• **What you need to do**: Return all the entries exactly, keeping pictures out.

• **Data to use**:

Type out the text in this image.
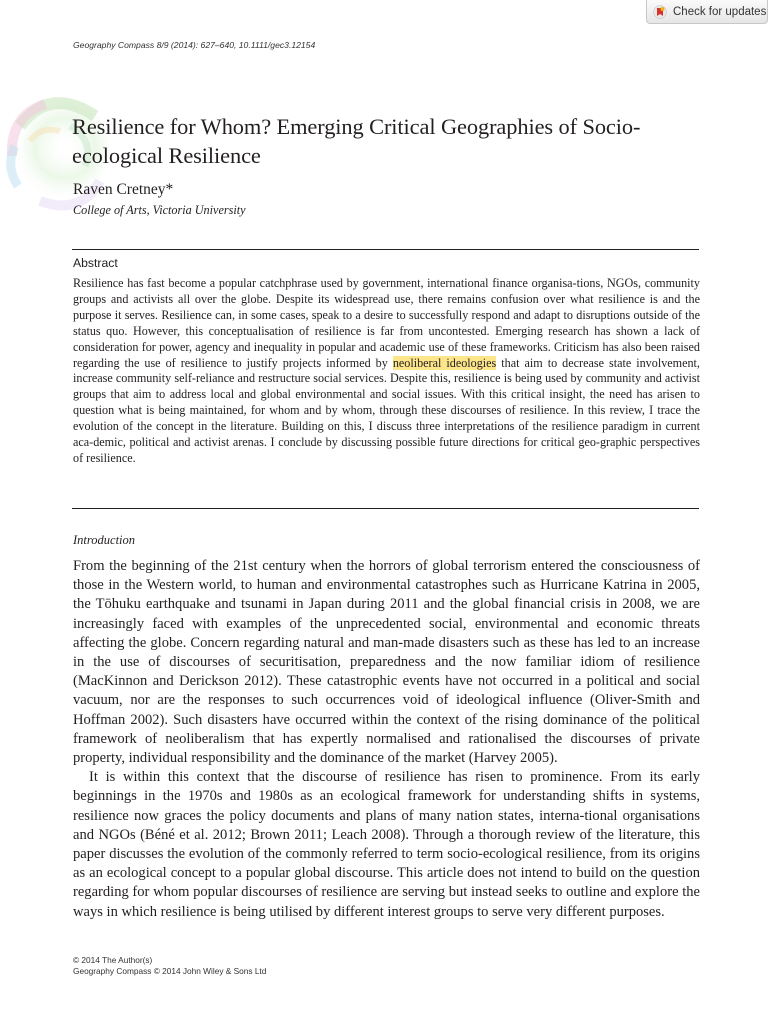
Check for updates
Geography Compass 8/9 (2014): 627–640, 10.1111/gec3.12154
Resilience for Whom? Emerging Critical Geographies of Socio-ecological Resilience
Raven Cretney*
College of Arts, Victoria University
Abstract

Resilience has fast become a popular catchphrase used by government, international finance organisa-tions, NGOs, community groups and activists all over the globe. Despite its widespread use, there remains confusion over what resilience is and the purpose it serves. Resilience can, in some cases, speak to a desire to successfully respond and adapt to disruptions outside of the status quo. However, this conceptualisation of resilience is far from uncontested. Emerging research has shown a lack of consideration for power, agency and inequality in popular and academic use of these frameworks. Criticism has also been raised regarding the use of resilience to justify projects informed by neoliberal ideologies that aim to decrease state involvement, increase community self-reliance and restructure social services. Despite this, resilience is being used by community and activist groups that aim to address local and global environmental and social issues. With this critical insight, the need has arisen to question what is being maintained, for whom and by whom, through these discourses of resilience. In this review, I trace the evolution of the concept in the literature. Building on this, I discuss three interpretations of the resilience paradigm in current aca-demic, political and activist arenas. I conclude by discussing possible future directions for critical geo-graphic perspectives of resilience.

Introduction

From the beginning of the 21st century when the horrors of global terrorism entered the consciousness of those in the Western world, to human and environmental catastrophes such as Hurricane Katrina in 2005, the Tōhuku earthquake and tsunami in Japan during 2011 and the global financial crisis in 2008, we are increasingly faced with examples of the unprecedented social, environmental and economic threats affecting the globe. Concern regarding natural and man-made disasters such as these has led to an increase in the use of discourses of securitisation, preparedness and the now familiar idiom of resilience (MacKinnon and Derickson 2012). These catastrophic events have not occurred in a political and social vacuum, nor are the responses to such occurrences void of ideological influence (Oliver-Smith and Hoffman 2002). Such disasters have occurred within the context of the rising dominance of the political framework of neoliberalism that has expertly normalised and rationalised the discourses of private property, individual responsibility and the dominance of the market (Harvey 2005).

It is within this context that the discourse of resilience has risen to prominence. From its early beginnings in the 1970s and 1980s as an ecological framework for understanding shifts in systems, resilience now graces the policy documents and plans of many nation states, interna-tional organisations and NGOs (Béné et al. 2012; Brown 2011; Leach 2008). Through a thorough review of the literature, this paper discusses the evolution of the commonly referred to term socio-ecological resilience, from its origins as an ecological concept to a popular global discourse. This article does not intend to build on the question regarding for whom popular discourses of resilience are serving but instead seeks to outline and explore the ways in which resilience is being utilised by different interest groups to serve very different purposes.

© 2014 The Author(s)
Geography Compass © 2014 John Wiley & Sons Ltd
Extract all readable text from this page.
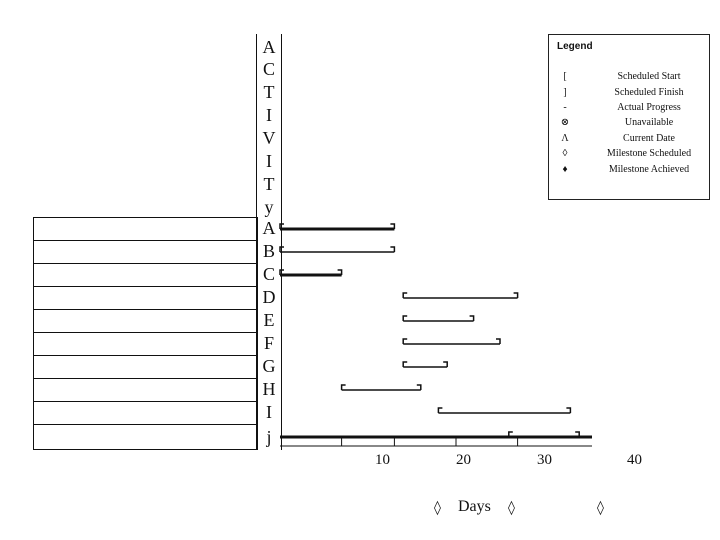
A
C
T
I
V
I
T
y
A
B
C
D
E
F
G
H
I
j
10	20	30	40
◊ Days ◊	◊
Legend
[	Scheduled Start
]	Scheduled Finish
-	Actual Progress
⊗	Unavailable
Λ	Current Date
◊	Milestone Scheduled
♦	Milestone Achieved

• **Result of the task**:
Type out the text in this image.
Check for updates
Geography Compass 8/9 (2014): 627–640, 10.1111/gec3.12154
Resilience for Whom? Emerging Critical Geographies of Socio-ecological Resilience
Raven Cretney*
College of Arts, Victoria University
Abstract

Resilience has fast become a popular catchphrase used by government, international finance organisa-tions, NGOs, community groups and activists all over the globe. Despite its widespread use, there remains confusion over what resilience is and the purpose it serves. Resilience can, in some cases, speak to a desire to successfully respond and adapt to disruptions outside of the status quo. However, this conceptualisation of resilience is far from uncontested. Emerging research has shown a lack of consideration for power, agency and inequality in popular and academic use of these frameworks. Criticism has also been raised regarding the use of resilience to justify projects informed by neoliberal ideologies that aim to decrease state involvement, increase community self-reliance and restructure social services. Despite this, resilience is being used by community and activist groups that aim to address local and global environmental and social issues. With this critical insight, the need has arisen to question what is being maintained, for whom and by whom, through these discourses of resilience. In this review, I trace the evolution of the concept in the literature. Building on this, I discuss three interpretations of the resilience paradigm in current aca-demic, political and activist arenas. I conclude by discussing possible future directions for critical geo-graphic perspectives of resilience.

Introduction

From the beginning of the 21st century when the horrors of global terrorism entered the consciousness of those in the Western world, to human and environmental catastrophes such as Hurricane Katrina in 2005, the Tōhuku earthquake and tsunami in Japan during 2011 and the global financial crisis in 2008, we are increasingly faced with examples of the unprecedented social, environmental and economic threats affecting the globe. Concern regarding natural and man-made disasters such as these has led to an increase in the use of discourses of securitisation, preparedness and the now familiar idiom of resilience (MacKinnon and Derickson 2012). These catastrophic events have not occurred in a political and social vacuum, nor are the responses to such occurrences void of ideological influence (Oliver-Smith and Hoffman 2002). Such disasters have occurred within the context of the rising dominance of the political framework of neoliberalism that has expertly normalised and rationalised the discourses of private property, individual responsibility and the dominance of the market (Harvey 2005).

It is within this context that the discourse of resilience has risen to prominence. From its early beginnings in the 1970s and 1980s as an ecological framework for understanding shifts in systems, resilience now graces the policy documents and plans of many nation states, interna-tional organisations and NGOs (Béné et al. 2012; Brown 2011; Leach 2008). Through a thorough review of the literature, this paper discusses the evolution of the commonly referred to term socio-ecological resilience, from its origins as an ecological concept to a popular global discourse. This article does not intend to build on the question regarding for whom popular discourses of resilience are serving but instead seeks to outline and explore the ways in which resilience is being utilised by different interest groups to serve very different purposes.

© 2014 The Author(s)
Geography Compass © 2014 John Wiley & Sons Ltd
Extract all readable text from this page.
A
C
T
I
V
I
T
y
A
B
C
D
E
F
G
H
I
j
10	20	30	40
◊ Days ◊	◊
Legend
[	Scheduled Start
]	Scheduled Finish
-	Actual Progress
⊗	Unavailable
Λ	Current Date
◊	Milestone Scheduled
♦	Milestone Achieved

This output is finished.